### EXERCISE REQUIREMENTS:
Search the data for the string "name" and gather each line it is in.

***** PROVIDED ENTRIES

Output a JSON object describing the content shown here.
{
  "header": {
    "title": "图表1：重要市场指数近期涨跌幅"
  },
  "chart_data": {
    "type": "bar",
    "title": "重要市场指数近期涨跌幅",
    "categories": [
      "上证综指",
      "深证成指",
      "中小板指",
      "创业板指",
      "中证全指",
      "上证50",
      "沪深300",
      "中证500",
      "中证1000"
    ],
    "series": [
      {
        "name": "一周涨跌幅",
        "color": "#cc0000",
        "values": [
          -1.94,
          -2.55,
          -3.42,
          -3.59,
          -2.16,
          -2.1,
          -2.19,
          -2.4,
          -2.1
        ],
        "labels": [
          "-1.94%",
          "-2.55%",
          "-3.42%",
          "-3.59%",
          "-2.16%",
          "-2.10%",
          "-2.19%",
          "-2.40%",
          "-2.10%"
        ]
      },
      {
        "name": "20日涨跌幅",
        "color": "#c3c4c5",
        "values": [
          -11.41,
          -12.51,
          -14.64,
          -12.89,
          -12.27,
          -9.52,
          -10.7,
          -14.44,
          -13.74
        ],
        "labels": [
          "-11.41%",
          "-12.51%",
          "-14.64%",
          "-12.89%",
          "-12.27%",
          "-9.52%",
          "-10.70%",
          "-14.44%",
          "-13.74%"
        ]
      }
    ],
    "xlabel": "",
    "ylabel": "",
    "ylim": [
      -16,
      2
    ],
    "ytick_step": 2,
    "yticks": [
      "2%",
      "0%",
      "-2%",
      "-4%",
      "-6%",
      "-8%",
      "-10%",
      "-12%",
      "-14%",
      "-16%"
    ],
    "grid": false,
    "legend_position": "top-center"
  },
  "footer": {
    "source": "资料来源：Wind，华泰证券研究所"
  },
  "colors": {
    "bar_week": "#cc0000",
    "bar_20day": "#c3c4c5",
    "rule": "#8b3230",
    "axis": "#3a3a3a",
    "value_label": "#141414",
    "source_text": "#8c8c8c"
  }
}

**********
***** PROVIDED ENTRIES

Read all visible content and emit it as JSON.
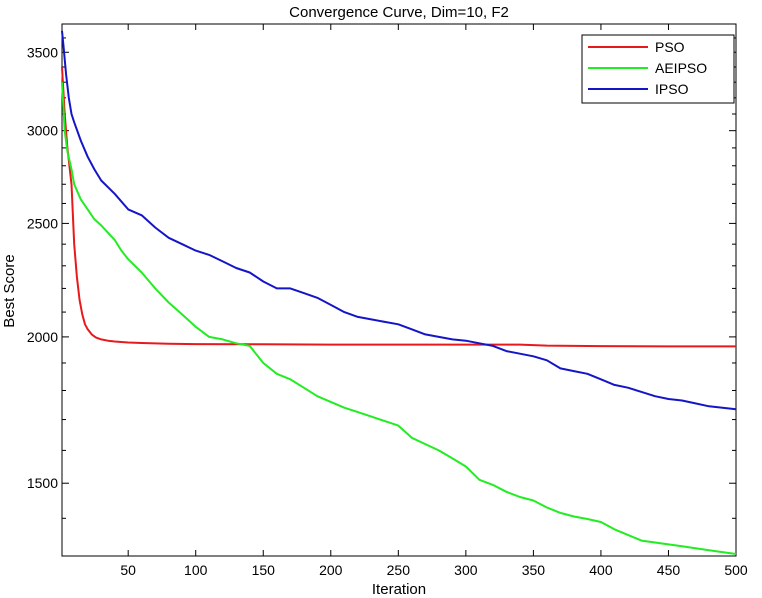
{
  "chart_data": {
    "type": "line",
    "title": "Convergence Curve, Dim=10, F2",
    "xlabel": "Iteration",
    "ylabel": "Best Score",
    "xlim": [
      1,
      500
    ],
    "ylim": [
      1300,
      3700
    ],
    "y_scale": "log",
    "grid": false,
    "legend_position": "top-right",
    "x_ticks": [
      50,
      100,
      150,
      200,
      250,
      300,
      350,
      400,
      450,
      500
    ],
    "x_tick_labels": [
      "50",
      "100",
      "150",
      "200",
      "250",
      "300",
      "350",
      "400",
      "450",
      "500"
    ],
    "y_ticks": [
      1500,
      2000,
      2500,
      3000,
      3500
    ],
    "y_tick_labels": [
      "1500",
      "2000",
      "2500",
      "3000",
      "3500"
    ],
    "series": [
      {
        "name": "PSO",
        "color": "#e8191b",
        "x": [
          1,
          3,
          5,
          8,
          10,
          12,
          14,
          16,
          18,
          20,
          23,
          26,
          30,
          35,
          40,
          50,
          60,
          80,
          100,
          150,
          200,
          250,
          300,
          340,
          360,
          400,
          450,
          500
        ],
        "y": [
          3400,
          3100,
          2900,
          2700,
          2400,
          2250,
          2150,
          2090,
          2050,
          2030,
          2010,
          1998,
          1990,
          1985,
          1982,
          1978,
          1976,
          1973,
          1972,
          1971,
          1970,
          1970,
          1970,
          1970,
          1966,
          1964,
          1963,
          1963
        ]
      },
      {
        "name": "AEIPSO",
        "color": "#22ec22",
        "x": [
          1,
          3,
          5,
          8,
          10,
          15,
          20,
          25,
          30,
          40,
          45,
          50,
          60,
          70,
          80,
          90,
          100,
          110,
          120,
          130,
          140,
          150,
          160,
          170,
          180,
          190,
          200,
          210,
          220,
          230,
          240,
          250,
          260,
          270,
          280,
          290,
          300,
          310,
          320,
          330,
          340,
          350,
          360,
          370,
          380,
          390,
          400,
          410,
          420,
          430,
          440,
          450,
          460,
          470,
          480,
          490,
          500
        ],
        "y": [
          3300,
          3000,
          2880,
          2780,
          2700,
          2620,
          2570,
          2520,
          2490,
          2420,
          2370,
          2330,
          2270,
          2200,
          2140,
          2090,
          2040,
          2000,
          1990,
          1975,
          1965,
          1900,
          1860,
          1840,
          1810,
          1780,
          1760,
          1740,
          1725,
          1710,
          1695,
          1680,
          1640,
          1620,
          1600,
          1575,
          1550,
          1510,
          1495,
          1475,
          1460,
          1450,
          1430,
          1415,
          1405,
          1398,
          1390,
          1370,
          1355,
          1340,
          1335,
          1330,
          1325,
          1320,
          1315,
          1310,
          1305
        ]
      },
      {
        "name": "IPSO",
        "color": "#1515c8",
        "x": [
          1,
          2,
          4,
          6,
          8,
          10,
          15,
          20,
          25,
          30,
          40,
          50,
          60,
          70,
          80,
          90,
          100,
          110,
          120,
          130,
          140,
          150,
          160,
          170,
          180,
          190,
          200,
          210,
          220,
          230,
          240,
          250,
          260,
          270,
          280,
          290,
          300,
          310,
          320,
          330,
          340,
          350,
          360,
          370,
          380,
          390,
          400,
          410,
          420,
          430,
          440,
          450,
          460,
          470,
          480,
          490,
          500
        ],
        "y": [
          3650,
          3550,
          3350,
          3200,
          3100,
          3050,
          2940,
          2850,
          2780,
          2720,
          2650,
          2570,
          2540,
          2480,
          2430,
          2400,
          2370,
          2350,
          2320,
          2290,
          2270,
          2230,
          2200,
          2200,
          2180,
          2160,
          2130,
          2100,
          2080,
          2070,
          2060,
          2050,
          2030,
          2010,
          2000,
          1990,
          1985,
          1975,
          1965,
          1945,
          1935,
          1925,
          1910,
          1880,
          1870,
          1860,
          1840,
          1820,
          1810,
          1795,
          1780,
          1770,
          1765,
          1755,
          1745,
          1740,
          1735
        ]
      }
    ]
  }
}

**********

### COMPLETE RESPONSE:
        "name": "一周涨跌幅",
        "name": "20日涨跌幅",
        "name": "PSO",
        "name": "AEIPSO",
        "name": "IPSO",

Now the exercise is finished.